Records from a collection

— Begin —

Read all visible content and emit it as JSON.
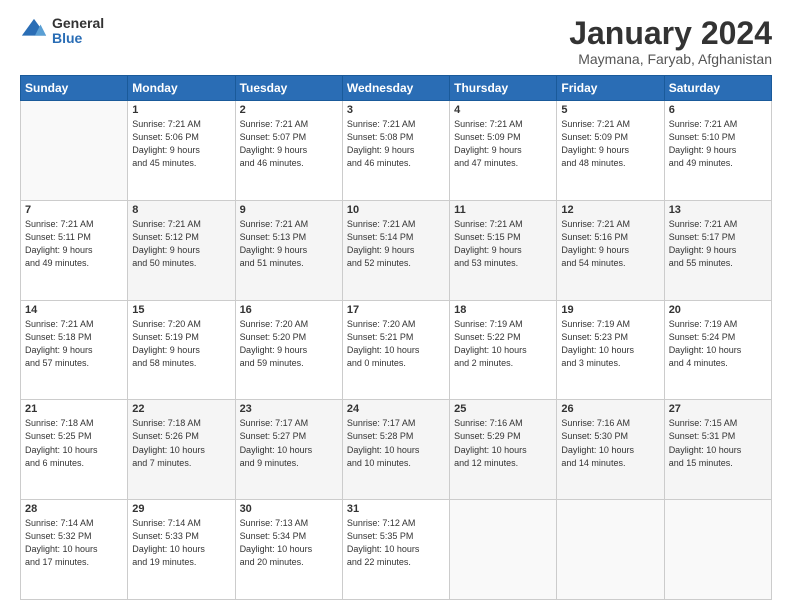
{
  "logo": {
    "general": "General",
    "blue": "Blue"
  },
  "header": {
    "title": "January 2024",
    "subtitle": "Maymana, Faryab, Afghanistan"
  },
  "weekdays": [
    "Sunday",
    "Monday",
    "Tuesday",
    "Wednesday",
    "Thursday",
    "Friday",
    "Saturday"
  ],
  "weeks": [
    [
      {
        "day": "",
        "info": ""
      },
      {
        "day": "1",
        "info": "Sunrise: 7:21 AM\nSunset: 5:06 PM\nDaylight: 9 hours\nand 45 minutes."
      },
      {
        "day": "2",
        "info": "Sunrise: 7:21 AM\nSunset: 5:07 PM\nDaylight: 9 hours\nand 46 minutes."
      },
      {
        "day": "3",
        "info": "Sunrise: 7:21 AM\nSunset: 5:08 PM\nDaylight: 9 hours\nand 46 minutes."
      },
      {
        "day": "4",
        "info": "Sunrise: 7:21 AM\nSunset: 5:09 PM\nDaylight: 9 hours\nand 47 minutes."
      },
      {
        "day": "5",
        "info": "Sunrise: 7:21 AM\nSunset: 5:09 PM\nDaylight: 9 hours\nand 48 minutes."
      },
      {
        "day": "6",
        "info": "Sunrise: 7:21 AM\nSunset: 5:10 PM\nDaylight: 9 hours\nand 49 minutes."
      }
    ],
    [
      {
        "day": "7",
        "info": "Sunrise: 7:21 AM\nSunset: 5:11 PM\nDaylight: 9 hours\nand 49 minutes."
      },
      {
        "day": "8",
        "info": "Sunrise: 7:21 AM\nSunset: 5:12 PM\nDaylight: 9 hours\nand 50 minutes."
      },
      {
        "day": "9",
        "info": "Sunrise: 7:21 AM\nSunset: 5:13 PM\nDaylight: 9 hours\nand 51 minutes."
      },
      {
        "day": "10",
        "info": "Sunrise: 7:21 AM\nSunset: 5:14 PM\nDaylight: 9 hours\nand 52 minutes."
      },
      {
        "day": "11",
        "info": "Sunrise: 7:21 AM\nSunset: 5:15 PM\nDaylight: 9 hours\nand 53 minutes."
      },
      {
        "day": "12",
        "info": "Sunrise: 7:21 AM\nSunset: 5:16 PM\nDaylight: 9 hours\nand 54 minutes."
      },
      {
        "day": "13",
        "info": "Sunrise: 7:21 AM\nSunset: 5:17 PM\nDaylight: 9 hours\nand 55 minutes."
      }
    ],
    [
      {
        "day": "14",
        "info": "Sunrise: 7:21 AM\nSunset: 5:18 PM\nDaylight: 9 hours\nand 57 minutes."
      },
      {
        "day": "15",
        "info": "Sunrise: 7:20 AM\nSunset: 5:19 PM\nDaylight: 9 hours\nand 58 minutes."
      },
      {
        "day": "16",
        "info": "Sunrise: 7:20 AM\nSunset: 5:20 PM\nDaylight: 9 hours\nand 59 minutes."
      },
      {
        "day": "17",
        "info": "Sunrise: 7:20 AM\nSunset: 5:21 PM\nDaylight: 10 hours\nand 0 minutes."
      },
      {
        "day": "18",
        "info": "Sunrise: 7:19 AM\nSunset: 5:22 PM\nDaylight: 10 hours\nand 2 minutes."
      },
      {
        "day": "19",
        "info": "Sunrise: 7:19 AM\nSunset: 5:23 PM\nDaylight: 10 hours\nand 3 minutes."
      },
      {
        "day": "20",
        "info": "Sunrise: 7:19 AM\nSunset: 5:24 PM\nDaylight: 10 hours\nand 4 minutes."
      }
    ],
    [
      {
        "day": "21",
        "info": "Sunrise: 7:18 AM\nSunset: 5:25 PM\nDaylight: 10 hours\nand 6 minutes."
      },
      {
        "day": "22",
        "info": "Sunrise: 7:18 AM\nSunset: 5:26 PM\nDaylight: 10 hours\nand 7 minutes."
      },
      {
        "day": "23",
        "info": "Sunrise: 7:17 AM\nSunset: 5:27 PM\nDaylight: 10 hours\nand 9 minutes."
      },
      {
        "day": "24",
        "info": "Sunrise: 7:17 AM\nSunset: 5:28 PM\nDaylight: 10 hours\nand 10 minutes."
      },
      {
        "day": "25",
        "info": "Sunrise: 7:16 AM\nSunset: 5:29 PM\nDaylight: 10 hours\nand 12 minutes."
      },
      {
        "day": "26",
        "info": "Sunrise: 7:16 AM\nSunset: 5:30 PM\nDaylight: 10 hours\nand 14 minutes."
      },
      {
        "day": "27",
        "info": "Sunrise: 7:15 AM\nSunset: 5:31 PM\nDaylight: 10 hours\nand 15 minutes."
      }
    ],
    [
      {
        "day": "28",
        "info": "Sunrise: 7:14 AM\nSunset: 5:32 PM\nDaylight: 10 hours\nand 17 minutes."
      },
      {
        "day": "29",
        "info": "Sunrise: 7:14 AM\nSunset: 5:33 PM\nDaylight: 10 hours\nand 19 minutes."
      },
      {
        "day": "30",
        "info": "Sunrise: 7:13 AM\nSunset: 5:34 PM\nDaylight: 10 hours\nand 20 minutes."
      },
      {
        "day": "31",
        "info": "Sunrise: 7:12 AM\nSunset: 5:35 PM\nDaylight: 10 hours\nand 22 minutes."
      },
      {
        "day": "",
        "info": ""
      },
      {
        "day": "",
        "info": ""
      },
      {
        "day": "",
        "info": ""
      }
    ]
  ]
}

— End —

__Exercise prompt__.
Copy every record above exactly as written, but leave out the pictures.

__Solution for this problem__.
Read all visible content and emit it as JSON.
{
  "logo": {
    "general": "General",
    "blue": "Blue"
  },
  "header": {
    "title": "January 2024",
    "subtitle": "Maymana, Faryab, Afghanistan"
  },
  "weekdays": [
    "Sunday",
    "Monday",
    "Tuesday",
    "Wednesday",
    "Thursday",
    "Friday",
    "Saturday"
  ],
  "weeks": [
    [
      {
        "day": "",
        "info": ""
      },
      {
        "day": "1",
        "info": "Sunrise: 7:21 AM\nSunset: 5:06 PM\nDaylight: 9 hours\nand 45 minutes."
      },
      {
        "day": "2",
        "info": "Sunrise: 7:21 AM\nSunset: 5:07 PM\nDaylight: 9 hours\nand 46 minutes."
      },
      {
        "day": "3",
        "info": "Sunrise: 7:21 AM\nSunset: 5:08 PM\nDaylight: 9 hours\nand 46 minutes."
      },
      {
        "day": "4",
        "info": "Sunrise: 7:21 AM\nSunset: 5:09 PM\nDaylight: 9 hours\nand 47 minutes."
      },
      {
        "day": "5",
        "info": "Sunrise: 7:21 AM\nSunset: 5:09 PM\nDaylight: 9 hours\nand 48 minutes."
      },
      {
        "day": "6",
        "info": "Sunrise: 7:21 AM\nSunset: 5:10 PM\nDaylight: 9 hours\nand 49 minutes."
      }
    ],
    [
      {
        "day": "7",
        "info": "Sunrise: 7:21 AM\nSunset: 5:11 PM\nDaylight: 9 hours\nand 49 minutes."
      },
      {
        "day": "8",
        "info": "Sunrise: 7:21 AM\nSunset: 5:12 PM\nDaylight: 9 hours\nand 50 minutes."
      },
      {
        "day": "9",
        "info": "Sunrise: 7:21 AM\nSunset: 5:13 PM\nDaylight: 9 hours\nand 51 minutes."
      },
      {
        "day": "10",
        "info": "Sunrise: 7:21 AM\nSunset: 5:14 PM\nDaylight: 9 hours\nand 52 minutes."
      },
      {
        "day": "11",
        "info": "Sunrise: 7:21 AM\nSunset: 5:15 PM\nDaylight: 9 hours\nand 53 minutes."
      },
      {
        "day": "12",
        "info": "Sunrise: 7:21 AM\nSunset: 5:16 PM\nDaylight: 9 hours\nand 54 minutes."
      },
      {
        "day": "13",
        "info": "Sunrise: 7:21 AM\nSunset: 5:17 PM\nDaylight: 9 hours\nand 55 minutes."
      }
    ],
    [
      {
        "day": "14",
        "info": "Sunrise: 7:21 AM\nSunset: 5:18 PM\nDaylight: 9 hours\nand 57 minutes."
      },
      {
        "day": "15",
        "info": "Sunrise: 7:20 AM\nSunset: 5:19 PM\nDaylight: 9 hours\nand 58 minutes."
      },
      {
        "day": "16",
        "info": "Sunrise: 7:20 AM\nSunset: 5:20 PM\nDaylight: 9 hours\nand 59 minutes."
      },
      {
        "day": "17",
        "info": "Sunrise: 7:20 AM\nSunset: 5:21 PM\nDaylight: 10 hours\nand 0 minutes."
      },
      {
        "day": "18",
        "info": "Sunrise: 7:19 AM\nSunset: 5:22 PM\nDaylight: 10 hours\nand 2 minutes."
      },
      {
        "day": "19",
        "info": "Sunrise: 7:19 AM\nSunset: 5:23 PM\nDaylight: 10 hours\nand 3 minutes."
      },
      {
        "day": "20",
        "info": "Sunrise: 7:19 AM\nSunset: 5:24 PM\nDaylight: 10 hours\nand 4 minutes."
      }
    ],
    [
      {
        "day": "21",
        "info": "Sunrise: 7:18 AM\nSunset: 5:25 PM\nDaylight: 10 hours\nand 6 minutes."
      },
      {
        "day": "22",
        "info": "Sunrise: 7:18 AM\nSunset: 5:26 PM\nDaylight: 10 hours\nand 7 minutes."
      },
      {
        "day": "23",
        "info": "Sunrise: 7:17 AM\nSunset: 5:27 PM\nDaylight: 10 hours\nand 9 minutes."
      },
      {
        "day": "24",
        "info": "Sunrise: 7:17 AM\nSunset: 5:28 PM\nDaylight: 10 hours\nand 10 minutes."
      },
      {
        "day": "25",
        "info": "Sunrise: 7:16 AM\nSunset: 5:29 PM\nDaylight: 10 hours\nand 12 minutes."
      },
      {
        "day": "26",
        "info": "Sunrise: 7:16 AM\nSunset: 5:30 PM\nDaylight: 10 hours\nand 14 minutes."
      },
      {
        "day": "27",
        "info": "Sunrise: 7:15 AM\nSunset: 5:31 PM\nDaylight: 10 hours\nand 15 minutes."
      }
    ],
    [
      {
        "day": "28",
        "info": "Sunrise: 7:14 AM\nSunset: 5:32 PM\nDaylight: 10 hours\nand 17 minutes."
      },
      {
        "day": "29",
        "info": "Sunrise: 7:14 AM\nSunset: 5:33 PM\nDaylight: 10 hours\nand 19 minutes."
      },
      {
        "day": "30",
        "info": "Sunrise: 7:13 AM\nSunset: 5:34 PM\nDaylight: 10 hours\nand 20 minutes."
      },
      {
        "day": "31",
        "info": "Sunrise: 7:12 AM\nSunset: 5:35 PM\nDaylight: 10 hours\nand 22 minutes."
      },
      {
        "day": "",
        "info": ""
      },
      {
        "day": "",
        "info": ""
      },
      {
        "day": "",
        "info": ""
      }
    ]
  ]
}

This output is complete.